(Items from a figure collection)

- - -

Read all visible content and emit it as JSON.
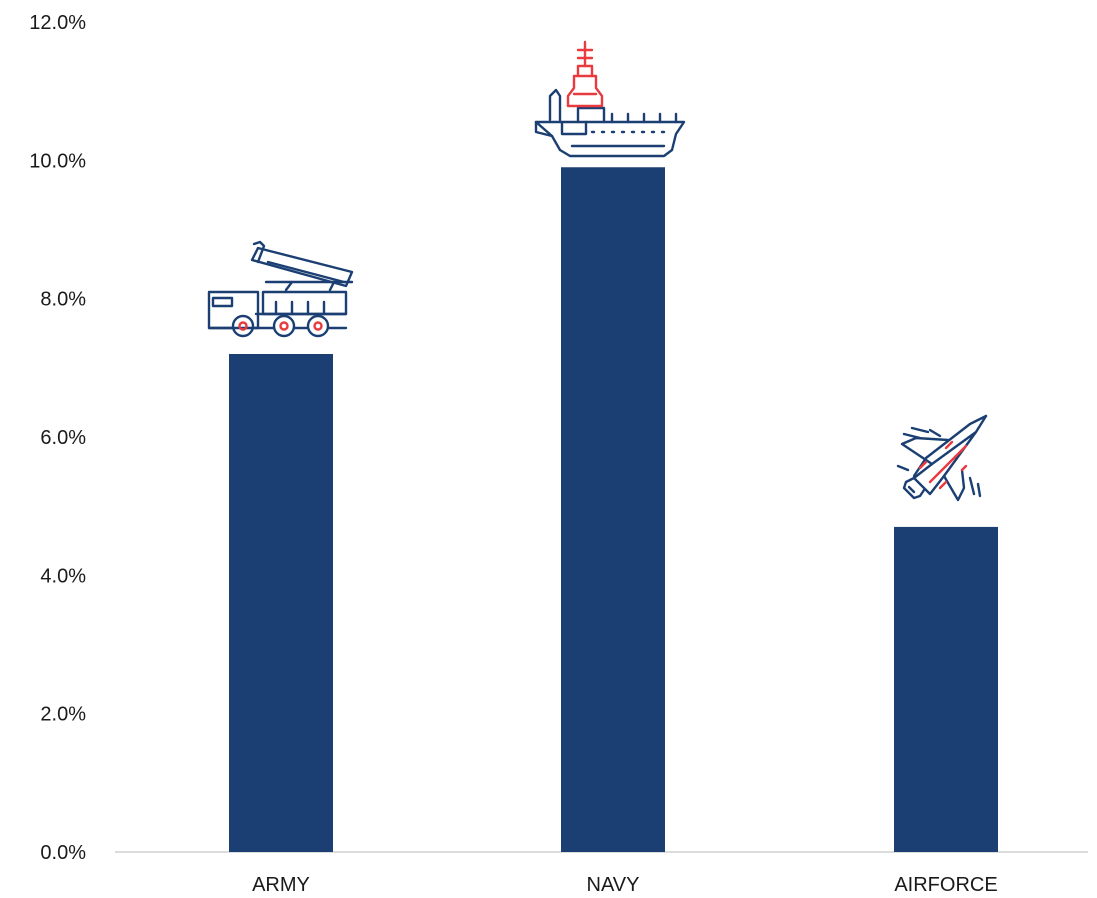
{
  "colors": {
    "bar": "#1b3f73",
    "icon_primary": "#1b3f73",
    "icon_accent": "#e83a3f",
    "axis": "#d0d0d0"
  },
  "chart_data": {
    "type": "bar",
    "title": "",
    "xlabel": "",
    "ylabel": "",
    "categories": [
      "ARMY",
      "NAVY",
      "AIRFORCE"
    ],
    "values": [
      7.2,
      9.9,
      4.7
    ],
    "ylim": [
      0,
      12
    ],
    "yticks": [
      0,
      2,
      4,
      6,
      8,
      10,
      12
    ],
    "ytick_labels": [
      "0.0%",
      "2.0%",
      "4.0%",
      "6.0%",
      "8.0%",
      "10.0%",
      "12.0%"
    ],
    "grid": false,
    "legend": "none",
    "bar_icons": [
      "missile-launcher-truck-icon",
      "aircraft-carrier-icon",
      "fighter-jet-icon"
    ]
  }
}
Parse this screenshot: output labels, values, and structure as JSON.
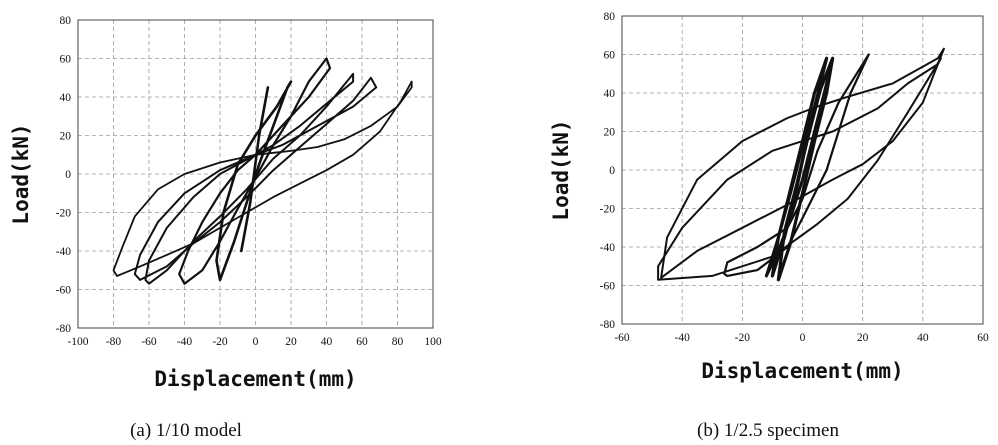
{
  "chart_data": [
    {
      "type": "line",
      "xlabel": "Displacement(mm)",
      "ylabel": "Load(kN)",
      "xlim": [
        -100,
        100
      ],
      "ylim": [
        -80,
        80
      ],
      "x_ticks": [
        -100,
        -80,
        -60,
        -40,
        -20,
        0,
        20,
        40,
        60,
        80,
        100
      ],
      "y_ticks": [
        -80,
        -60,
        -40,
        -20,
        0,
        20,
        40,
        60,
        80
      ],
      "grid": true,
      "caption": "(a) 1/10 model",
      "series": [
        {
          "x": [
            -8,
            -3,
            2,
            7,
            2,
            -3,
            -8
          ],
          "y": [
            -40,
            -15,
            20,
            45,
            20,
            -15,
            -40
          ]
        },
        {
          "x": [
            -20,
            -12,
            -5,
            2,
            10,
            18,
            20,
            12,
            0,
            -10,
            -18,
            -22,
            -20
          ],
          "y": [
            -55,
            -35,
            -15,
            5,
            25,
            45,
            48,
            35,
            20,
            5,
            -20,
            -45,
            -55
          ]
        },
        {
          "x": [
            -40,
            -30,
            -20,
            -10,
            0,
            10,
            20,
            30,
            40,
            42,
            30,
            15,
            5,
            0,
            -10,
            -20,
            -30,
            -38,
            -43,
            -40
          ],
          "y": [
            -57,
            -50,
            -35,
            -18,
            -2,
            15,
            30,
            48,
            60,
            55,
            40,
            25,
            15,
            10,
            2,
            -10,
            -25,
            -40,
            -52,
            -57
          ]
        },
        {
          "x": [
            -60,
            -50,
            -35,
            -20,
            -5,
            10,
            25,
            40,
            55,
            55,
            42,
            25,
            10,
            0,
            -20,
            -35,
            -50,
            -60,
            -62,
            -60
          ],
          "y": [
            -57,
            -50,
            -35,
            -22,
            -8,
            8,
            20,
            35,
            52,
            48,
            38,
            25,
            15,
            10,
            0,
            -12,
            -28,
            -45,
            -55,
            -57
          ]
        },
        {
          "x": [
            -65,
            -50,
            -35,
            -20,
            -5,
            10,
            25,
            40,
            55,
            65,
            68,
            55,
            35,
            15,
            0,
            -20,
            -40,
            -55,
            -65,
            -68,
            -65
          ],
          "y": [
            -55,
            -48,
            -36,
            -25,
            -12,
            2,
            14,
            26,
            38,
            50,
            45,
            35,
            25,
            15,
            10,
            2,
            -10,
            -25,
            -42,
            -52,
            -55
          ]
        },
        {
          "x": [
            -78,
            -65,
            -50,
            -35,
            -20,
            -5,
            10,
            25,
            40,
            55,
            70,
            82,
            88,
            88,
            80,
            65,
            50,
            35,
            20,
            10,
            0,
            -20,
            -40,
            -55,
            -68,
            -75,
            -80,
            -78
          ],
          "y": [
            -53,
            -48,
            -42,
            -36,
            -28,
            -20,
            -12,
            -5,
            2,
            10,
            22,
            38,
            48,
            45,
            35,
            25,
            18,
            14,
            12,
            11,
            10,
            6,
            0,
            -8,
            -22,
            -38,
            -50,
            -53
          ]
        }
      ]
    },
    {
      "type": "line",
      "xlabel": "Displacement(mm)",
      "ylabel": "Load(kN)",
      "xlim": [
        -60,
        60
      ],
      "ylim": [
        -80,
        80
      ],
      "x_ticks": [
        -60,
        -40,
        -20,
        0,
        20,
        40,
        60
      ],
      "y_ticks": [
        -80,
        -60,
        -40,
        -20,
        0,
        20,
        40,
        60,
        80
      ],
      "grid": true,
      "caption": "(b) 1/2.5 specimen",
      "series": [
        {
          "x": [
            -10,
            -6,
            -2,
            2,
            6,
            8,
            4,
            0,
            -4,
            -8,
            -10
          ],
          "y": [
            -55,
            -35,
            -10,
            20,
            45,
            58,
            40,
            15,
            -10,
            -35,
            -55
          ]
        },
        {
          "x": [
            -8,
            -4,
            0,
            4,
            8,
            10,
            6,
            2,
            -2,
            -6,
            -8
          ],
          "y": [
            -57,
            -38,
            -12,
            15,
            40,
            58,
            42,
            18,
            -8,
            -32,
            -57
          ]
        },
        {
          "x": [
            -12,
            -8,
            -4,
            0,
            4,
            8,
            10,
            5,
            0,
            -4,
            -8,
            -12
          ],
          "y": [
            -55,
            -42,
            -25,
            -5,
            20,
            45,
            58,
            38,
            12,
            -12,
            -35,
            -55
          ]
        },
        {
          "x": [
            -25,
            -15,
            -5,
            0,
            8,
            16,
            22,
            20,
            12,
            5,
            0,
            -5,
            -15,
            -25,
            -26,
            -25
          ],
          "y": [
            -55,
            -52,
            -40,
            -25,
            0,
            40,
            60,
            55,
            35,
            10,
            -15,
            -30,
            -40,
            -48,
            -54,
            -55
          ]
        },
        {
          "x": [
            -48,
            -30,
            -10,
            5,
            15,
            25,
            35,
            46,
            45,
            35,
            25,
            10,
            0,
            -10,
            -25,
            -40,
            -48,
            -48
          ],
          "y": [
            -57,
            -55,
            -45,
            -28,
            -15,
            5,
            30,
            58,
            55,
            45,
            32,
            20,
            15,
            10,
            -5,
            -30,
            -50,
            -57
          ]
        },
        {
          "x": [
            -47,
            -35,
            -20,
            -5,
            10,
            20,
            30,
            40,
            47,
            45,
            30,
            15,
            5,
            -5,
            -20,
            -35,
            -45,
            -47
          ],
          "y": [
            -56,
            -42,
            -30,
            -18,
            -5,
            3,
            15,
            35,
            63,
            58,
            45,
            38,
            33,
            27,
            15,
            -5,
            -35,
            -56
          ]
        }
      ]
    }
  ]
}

- - -

▸ EXERCISE GOAL
Transcribe all the data word for word; the images stay out.

▸ REPLY TO THE TASK
Read all visible content and emit it as JSON.
{
  "colors": {
    "bar": "#1b3f73",
    "icon_primary": "#1b3f73",
    "icon_accent": "#e83a3f",
    "axis": "#d0d0d0"
  },
  "chart_data": {
    "type": "bar",
    "title": "",
    "xlabel": "",
    "ylabel": "",
    "categories": [
      "ARMY",
      "NAVY",
      "AIRFORCE"
    ],
    "values": [
      7.2,
      9.9,
      4.7
    ],
    "ylim": [
      0,
      12
    ],
    "yticks": [
      0,
      2,
      4,
      6,
      8,
      10,
      12
    ],
    "ytick_labels": [
      "0.0%",
      "2.0%",
      "4.0%",
      "6.0%",
      "8.0%",
      "10.0%",
      "12.0%"
    ],
    "grid": false,
    "legend": "none",
    "bar_icons": [
      "missile-launcher-truck-icon",
      "aircraft-carrier-icon",
      "fighter-jet-icon"
    ]
  }
}
Parse this screenshot: output labels, values, and structure as JSON.
{
  "chart_data": [
    {
      "type": "line",
      "xlabel": "Displacement(mm)",
      "ylabel": "Load(kN)",
      "xlim": [
        -100,
        100
      ],
      "ylim": [
        -80,
        80
      ],
      "x_ticks": [
        -100,
        -80,
        -60,
        -40,
        -20,
        0,
        20,
        40,
        60,
        80,
        100
      ],
      "y_ticks": [
        -80,
        -60,
        -40,
        -20,
        0,
        20,
        40,
        60,
        80
      ],
      "grid": true,
      "caption": "(a) 1/10 model",
      "series": [
        {
          "x": [
            -8,
            -3,
            2,
            7,
            2,
            -3,
            -8
          ],
          "y": [
            -40,
            -15,
            20,
            45,
            20,
            -15,
            -40
          ]
        },
        {
          "x": [
            -20,
            -12,
            -5,
            2,
            10,
            18,
            20,
            12,
            0,
            -10,
            -18,
            -22,
            -20
          ],
          "y": [
            -55,
            -35,
            -15,
            5,
            25,
            45,
            48,
            35,
            20,
            5,
            -20,
            -45,
            -55
          ]
        },
        {
          "x": [
            -40,
            -30,
            -20,
            -10,
            0,
            10,
            20,
            30,
            40,
            42,
            30,
            15,
            5,
            0,
            -10,
            -20,
            -30,
            -38,
            -43,
            -40
          ],
          "y": [
            -57,
            -50,
            -35,
            -18,
            -2,
            15,
            30,
            48,
            60,
            55,
            40,
            25,
            15,
            10,
            2,
            -10,
            -25,
            -40,
            -52,
            -57
          ]
        },
        {
          "x": [
            -60,
            -50,
            -35,
            -20,
            -5,
            10,
            25,
            40,
            55,
            55,
            42,
            25,
            10,
            0,
            -20,
            -35,
            -50,
            -60,
            -62,
            -60
          ],
          "y": [
            -57,
            -50,
            -35,
            -22,
            -8,
            8,
            20,
            35,
            52,
            48,
            38,
            25,
            15,
            10,
            0,
            -12,
            -28,
            -45,
            -55,
            -57
          ]
        },
        {
          "x": [
            -65,
            -50,
            -35,
            -20,
            -5,
            10,
            25,
            40,
            55,
            65,
            68,
            55,
            35,
            15,
            0,
            -20,
            -40,
            -55,
            -65,
            -68,
            -65
          ],
          "y": [
            -55,
            -48,
            -36,
            -25,
            -12,
            2,
            14,
            26,
            38,
            50,
            45,
            35,
            25,
            15,
            10,
            2,
            -10,
            -25,
            -42,
            -52,
            -55
          ]
        },
        {
          "x": [
            -78,
            -65,
            -50,
            -35,
            -20,
            -5,
            10,
            25,
            40,
            55,
            70,
            82,
            88,
            88,
            80,
            65,
            50,
            35,
            20,
            10,
            0,
            -20,
            -40,
            -55,
            -68,
            -75,
            -80,
            -78
          ],
          "y": [
            -53,
            -48,
            -42,
            -36,
            -28,
            -20,
            -12,
            -5,
            2,
            10,
            22,
            38,
            48,
            45,
            35,
            25,
            18,
            14,
            12,
            11,
            10,
            6,
            0,
            -8,
            -22,
            -38,
            -50,
            -53
          ]
        }
      ]
    },
    {
      "type": "line",
      "xlabel": "Displacement(mm)",
      "ylabel": "Load(kN)",
      "xlim": [
        -60,
        60
      ],
      "ylim": [
        -80,
        80
      ],
      "x_ticks": [
        -60,
        -40,
        -20,
        0,
        20,
        40,
        60
      ],
      "y_ticks": [
        -80,
        -60,
        -40,
        -20,
        0,
        20,
        40,
        60,
        80
      ],
      "grid": true,
      "caption": "(b) 1/2.5 specimen",
      "series": [
        {
          "x": [
            -10,
            -6,
            -2,
            2,
            6,
            8,
            4,
            0,
            -4,
            -8,
            -10
          ],
          "y": [
            -55,
            -35,
            -10,
            20,
            45,
            58,
            40,
            15,
            -10,
            -35,
            -55
          ]
        },
        {
          "x": [
            -8,
            -4,
            0,
            4,
            8,
            10,
            6,
            2,
            -2,
            -6,
            -8
          ],
          "y": [
            -57,
            -38,
            -12,
            15,
            40,
            58,
            42,
            18,
            -8,
            -32,
            -57
          ]
        },
        {
          "x": [
            -12,
            -8,
            -4,
            0,
            4,
            8,
            10,
            5,
            0,
            -4,
            -8,
            -12
          ],
          "y": [
            -55,
            -42,
            -25,
            -5,
            20,
            45,
            58,
            38,
            12,
            -12,
            -35,
            -55
          ]
        },
        {
          "x": [
            -25,
            -15,
            -5,
            0,
            8,
            16,
            22,
            20,
            12,
            5,
            0,
            -5,
            -15,
            -25,
            -26,
            -25
          ],
          "y": [
            -55,
            -52,
            -40,
            -25,
            0,
            40,
            60,
            55,
            35,
            10,
            -15,
            -30,
            -40,
            -48,
            -54,
            -55
          ]
        },
        {
          "x": [
            -48,
            -30,
            -10,
            5,
            15,
            25,
            35,
            46,
            45,
            35,
            25,
            10,
            0,
            -10,
            -25,
            -40,
            -48,
            -48
          ],
          "y": [
            -57,
            -55,
            -45,
            -28,
            -15,
            5,
            30,
            58,
            55,
            45,
            32,
            20,
            15,
            10,
            -5,
            -30,
            -50,
            -57
          ]
        },
        {
          "x": [
            -47,
            -35,
            -20,
            -5,
            10,
            20,
            30,
            40,
            47,
            45,
            30,
            15,
            5,
            -5,
            -20,
            -35,
            -45,
            -47
          ],
          "y": [
            -56,
            -42,
            -30,
            -18,
            -5,
            3,
            15,
            35,
            63,
            58,
            45,
            38,
            33,
            27,
            15,
            -5,
            -35,
            -56
          ]
        }
      ]
    }
  ]
}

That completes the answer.